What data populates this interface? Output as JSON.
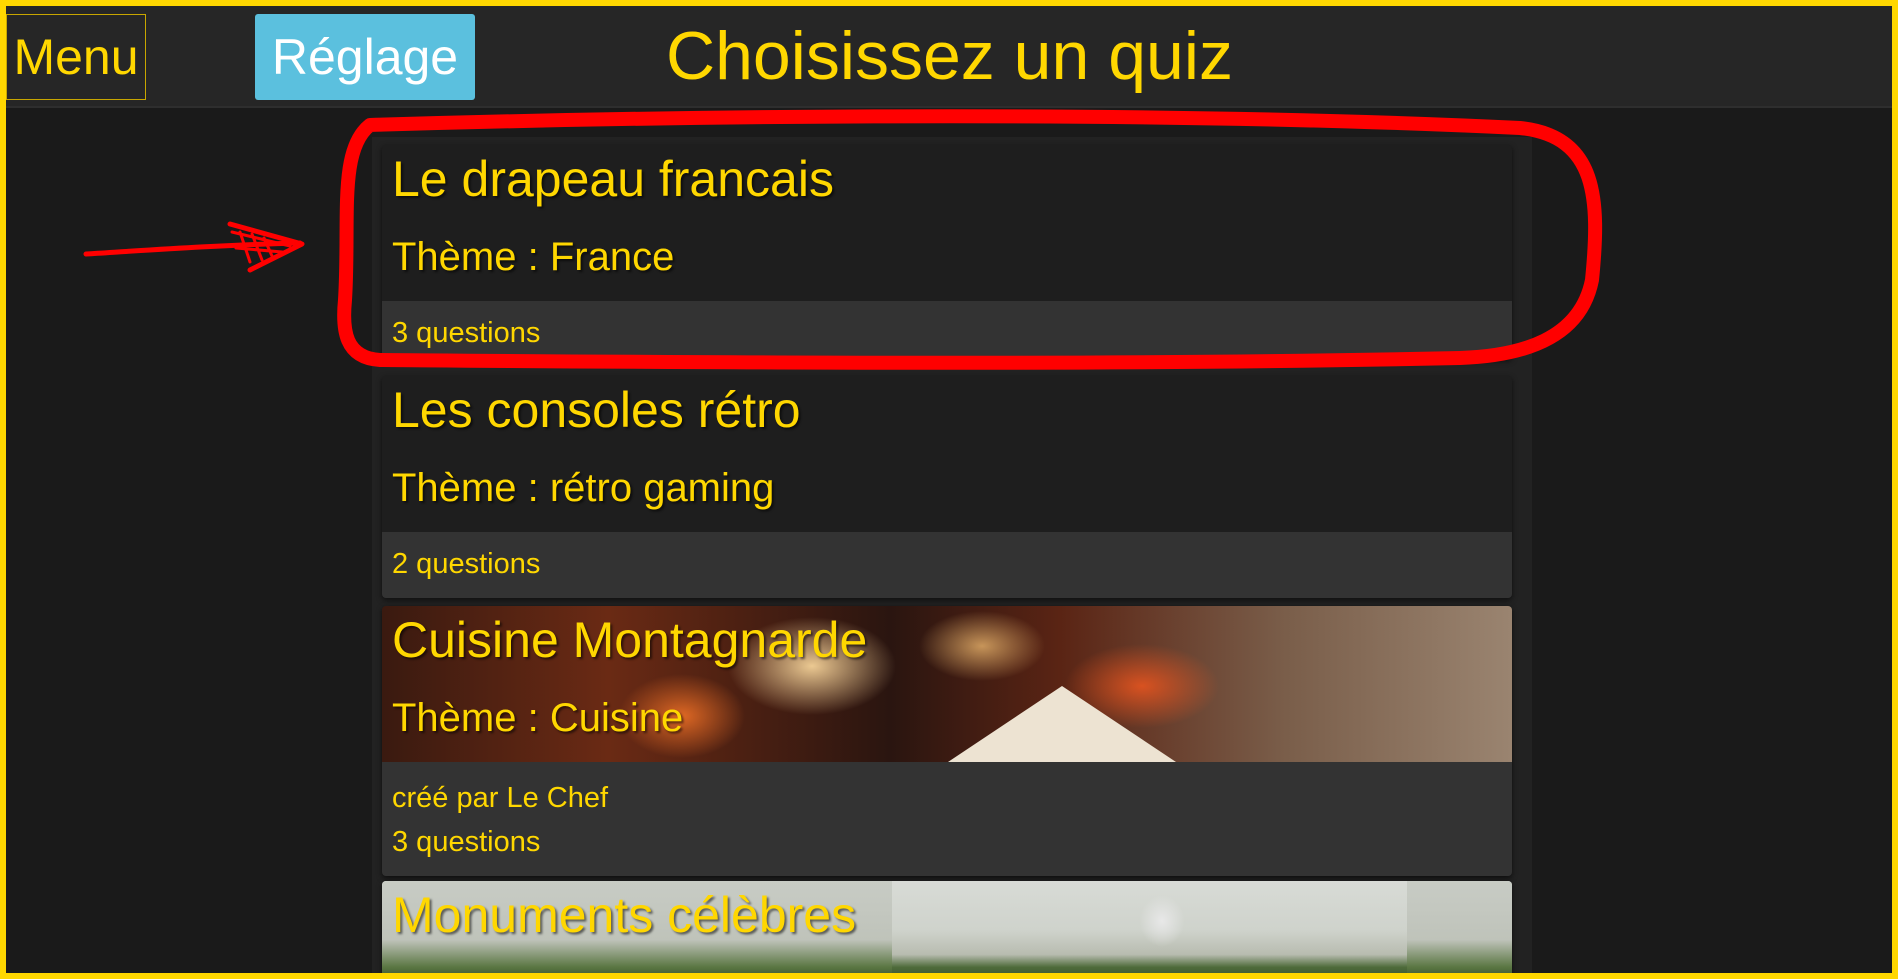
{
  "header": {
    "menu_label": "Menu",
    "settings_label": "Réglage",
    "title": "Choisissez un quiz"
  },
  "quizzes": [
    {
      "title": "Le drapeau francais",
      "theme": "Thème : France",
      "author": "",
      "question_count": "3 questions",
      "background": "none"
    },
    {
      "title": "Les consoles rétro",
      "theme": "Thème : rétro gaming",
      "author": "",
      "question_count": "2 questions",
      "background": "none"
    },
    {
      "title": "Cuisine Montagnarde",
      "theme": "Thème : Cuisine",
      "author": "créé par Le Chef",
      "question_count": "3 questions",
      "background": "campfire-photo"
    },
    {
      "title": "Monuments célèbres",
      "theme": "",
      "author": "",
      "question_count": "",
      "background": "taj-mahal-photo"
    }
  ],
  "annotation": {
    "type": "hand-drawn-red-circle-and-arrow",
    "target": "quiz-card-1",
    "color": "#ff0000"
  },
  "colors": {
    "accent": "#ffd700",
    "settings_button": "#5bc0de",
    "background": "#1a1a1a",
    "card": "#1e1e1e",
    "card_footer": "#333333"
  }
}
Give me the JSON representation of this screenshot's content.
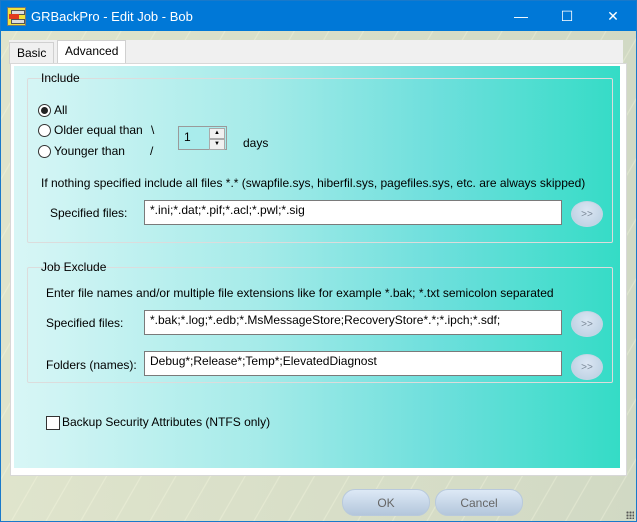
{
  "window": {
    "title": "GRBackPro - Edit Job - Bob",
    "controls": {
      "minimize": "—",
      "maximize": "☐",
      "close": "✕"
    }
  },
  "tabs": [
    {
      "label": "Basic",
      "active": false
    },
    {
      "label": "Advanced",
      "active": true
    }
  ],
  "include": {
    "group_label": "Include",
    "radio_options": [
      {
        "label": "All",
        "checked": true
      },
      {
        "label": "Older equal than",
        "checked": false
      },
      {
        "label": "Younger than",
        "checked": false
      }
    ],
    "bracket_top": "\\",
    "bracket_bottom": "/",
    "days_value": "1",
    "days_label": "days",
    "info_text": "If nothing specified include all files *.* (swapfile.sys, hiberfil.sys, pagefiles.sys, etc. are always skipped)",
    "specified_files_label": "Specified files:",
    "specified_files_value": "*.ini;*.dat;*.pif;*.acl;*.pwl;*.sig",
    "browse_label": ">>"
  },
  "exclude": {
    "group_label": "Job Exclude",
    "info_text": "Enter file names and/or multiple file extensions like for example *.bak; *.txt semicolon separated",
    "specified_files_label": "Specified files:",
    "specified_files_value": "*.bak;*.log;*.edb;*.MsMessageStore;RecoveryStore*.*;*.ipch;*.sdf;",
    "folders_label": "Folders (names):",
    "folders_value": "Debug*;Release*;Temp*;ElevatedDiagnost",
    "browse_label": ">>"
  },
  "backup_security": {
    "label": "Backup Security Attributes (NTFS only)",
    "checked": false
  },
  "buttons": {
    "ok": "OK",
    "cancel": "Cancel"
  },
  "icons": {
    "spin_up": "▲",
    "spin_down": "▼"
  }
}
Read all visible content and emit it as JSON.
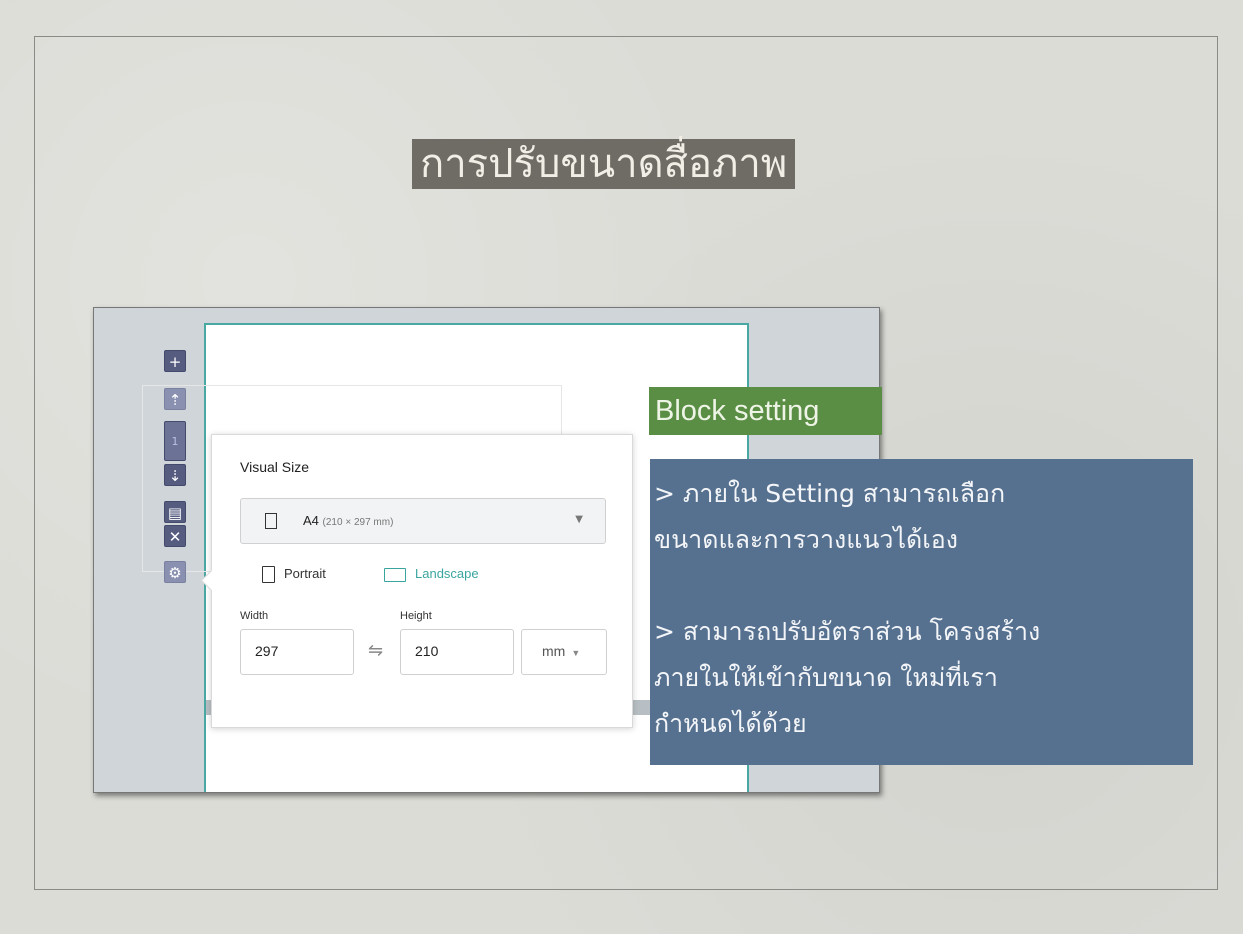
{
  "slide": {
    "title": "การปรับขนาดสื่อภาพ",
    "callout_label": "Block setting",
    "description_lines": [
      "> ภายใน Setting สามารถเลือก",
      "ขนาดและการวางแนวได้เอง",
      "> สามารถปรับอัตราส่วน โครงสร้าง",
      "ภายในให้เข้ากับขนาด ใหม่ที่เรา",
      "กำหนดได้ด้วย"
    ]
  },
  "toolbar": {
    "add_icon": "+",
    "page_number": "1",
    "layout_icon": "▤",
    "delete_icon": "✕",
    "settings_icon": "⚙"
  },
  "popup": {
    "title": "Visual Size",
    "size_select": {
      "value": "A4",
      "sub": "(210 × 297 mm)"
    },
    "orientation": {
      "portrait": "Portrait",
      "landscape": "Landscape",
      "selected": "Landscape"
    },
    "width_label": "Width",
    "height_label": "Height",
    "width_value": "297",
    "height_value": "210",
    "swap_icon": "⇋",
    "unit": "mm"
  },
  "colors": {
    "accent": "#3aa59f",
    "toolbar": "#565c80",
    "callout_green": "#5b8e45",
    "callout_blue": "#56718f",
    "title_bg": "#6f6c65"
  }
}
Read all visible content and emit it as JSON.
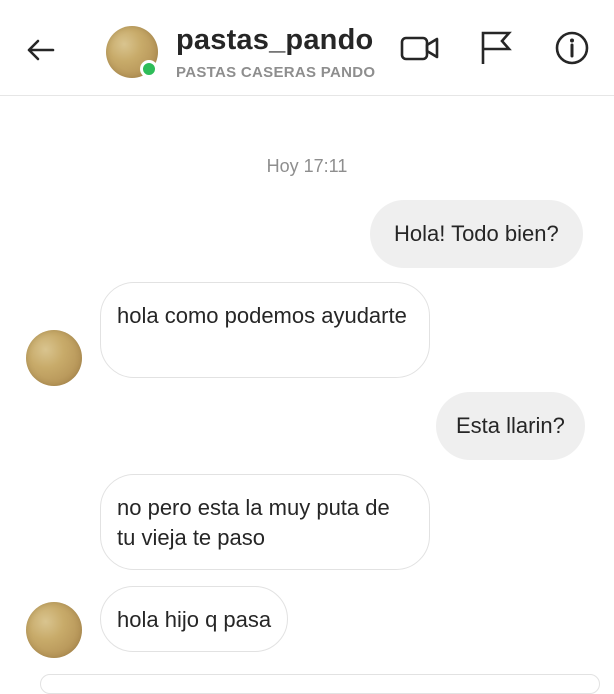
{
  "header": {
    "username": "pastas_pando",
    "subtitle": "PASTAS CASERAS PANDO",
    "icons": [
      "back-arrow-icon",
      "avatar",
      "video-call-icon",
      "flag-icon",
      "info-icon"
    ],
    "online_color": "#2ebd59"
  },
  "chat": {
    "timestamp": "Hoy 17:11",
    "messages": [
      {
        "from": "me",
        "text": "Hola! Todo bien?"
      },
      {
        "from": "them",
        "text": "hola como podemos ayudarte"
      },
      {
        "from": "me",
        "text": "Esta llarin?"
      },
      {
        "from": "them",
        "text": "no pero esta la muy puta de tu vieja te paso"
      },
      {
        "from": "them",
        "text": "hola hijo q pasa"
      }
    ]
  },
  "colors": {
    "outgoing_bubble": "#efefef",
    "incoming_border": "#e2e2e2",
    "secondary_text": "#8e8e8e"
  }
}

■ What to do
Pick out the lines that contain "theme" and copy them.

■ Complete response
      "theme": "Thème : France",
      "theme": "Thème : rétro gaming",
      "theme": "Thème : Cuisine",
      "theme": "",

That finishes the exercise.